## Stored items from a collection
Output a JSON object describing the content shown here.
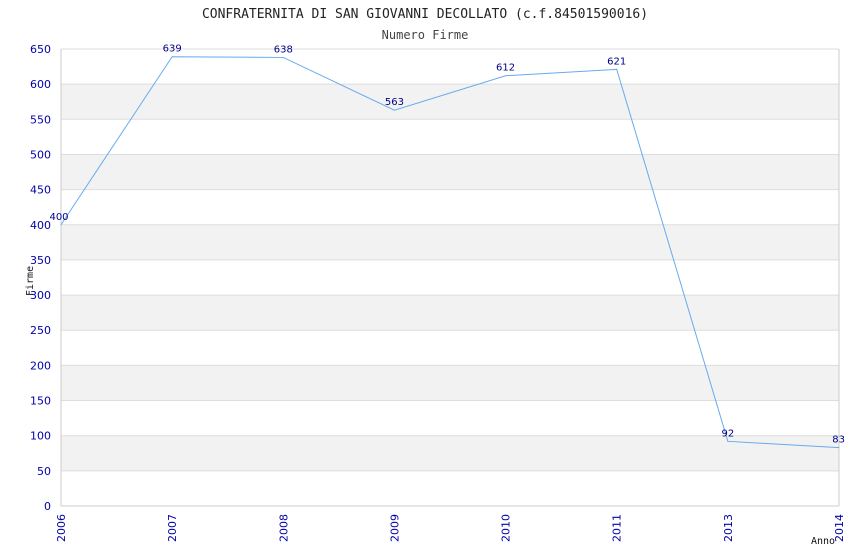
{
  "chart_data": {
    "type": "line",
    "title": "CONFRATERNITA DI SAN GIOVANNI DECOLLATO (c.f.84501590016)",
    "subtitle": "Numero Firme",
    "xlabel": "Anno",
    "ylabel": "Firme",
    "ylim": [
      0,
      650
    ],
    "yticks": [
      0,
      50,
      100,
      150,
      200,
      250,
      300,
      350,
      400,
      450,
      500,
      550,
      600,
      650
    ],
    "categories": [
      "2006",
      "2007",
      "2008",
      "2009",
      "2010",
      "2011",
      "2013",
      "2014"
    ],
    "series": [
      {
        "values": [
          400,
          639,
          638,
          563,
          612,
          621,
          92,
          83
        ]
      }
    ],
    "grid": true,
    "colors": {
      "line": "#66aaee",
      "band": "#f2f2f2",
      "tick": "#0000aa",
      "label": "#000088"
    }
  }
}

* * *

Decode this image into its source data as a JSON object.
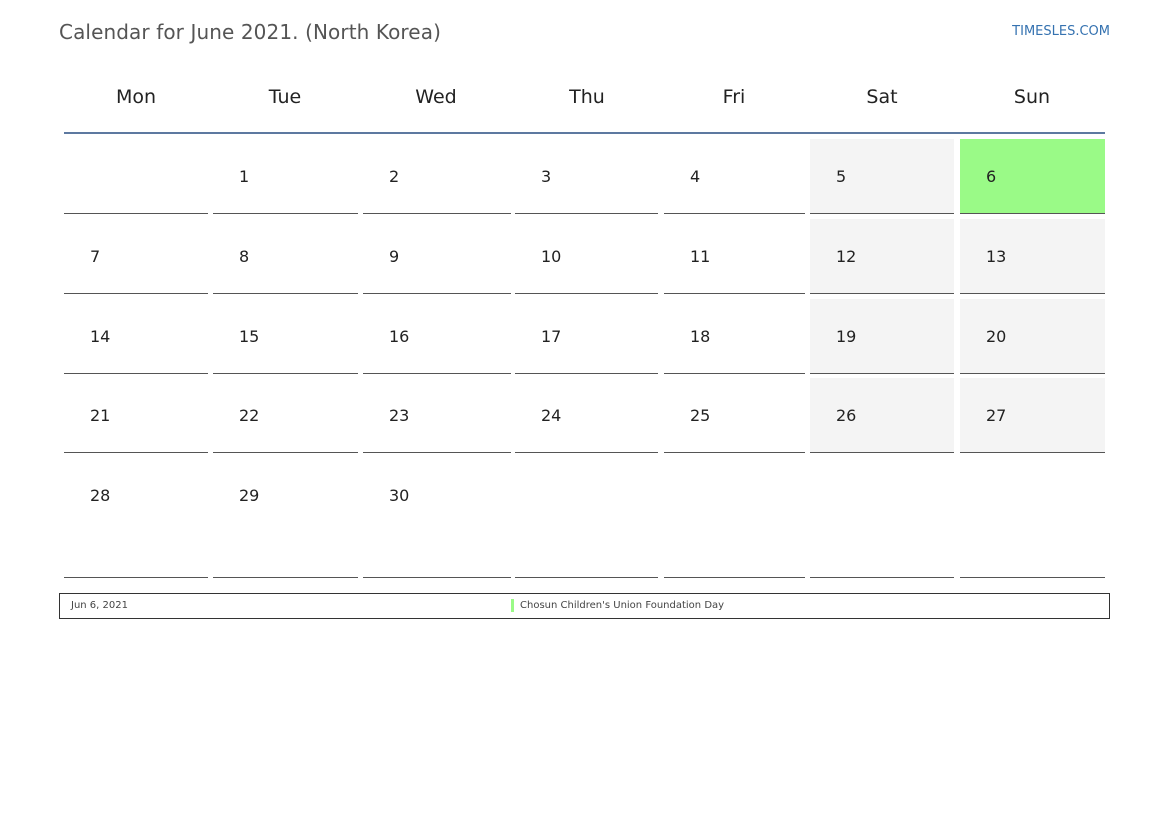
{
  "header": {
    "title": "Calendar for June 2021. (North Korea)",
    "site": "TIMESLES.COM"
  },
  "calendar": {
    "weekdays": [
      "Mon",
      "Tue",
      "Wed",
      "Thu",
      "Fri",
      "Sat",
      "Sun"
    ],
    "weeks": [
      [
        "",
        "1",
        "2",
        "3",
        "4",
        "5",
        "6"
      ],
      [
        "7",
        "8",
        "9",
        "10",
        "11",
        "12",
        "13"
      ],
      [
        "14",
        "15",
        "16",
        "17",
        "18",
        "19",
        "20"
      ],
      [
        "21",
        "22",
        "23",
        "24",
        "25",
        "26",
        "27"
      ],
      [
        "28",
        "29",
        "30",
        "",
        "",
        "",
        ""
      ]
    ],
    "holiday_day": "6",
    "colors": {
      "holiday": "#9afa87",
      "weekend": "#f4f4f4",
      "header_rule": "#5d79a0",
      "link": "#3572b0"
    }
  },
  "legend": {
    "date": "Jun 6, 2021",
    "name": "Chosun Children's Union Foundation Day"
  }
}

## EXERCISE DETAILS
Copy out every line where the word "JSON" occurs.

## RESULT BELOW
Output a JSON object describing the content shown here.
Decode this image into its source data as a JSON object.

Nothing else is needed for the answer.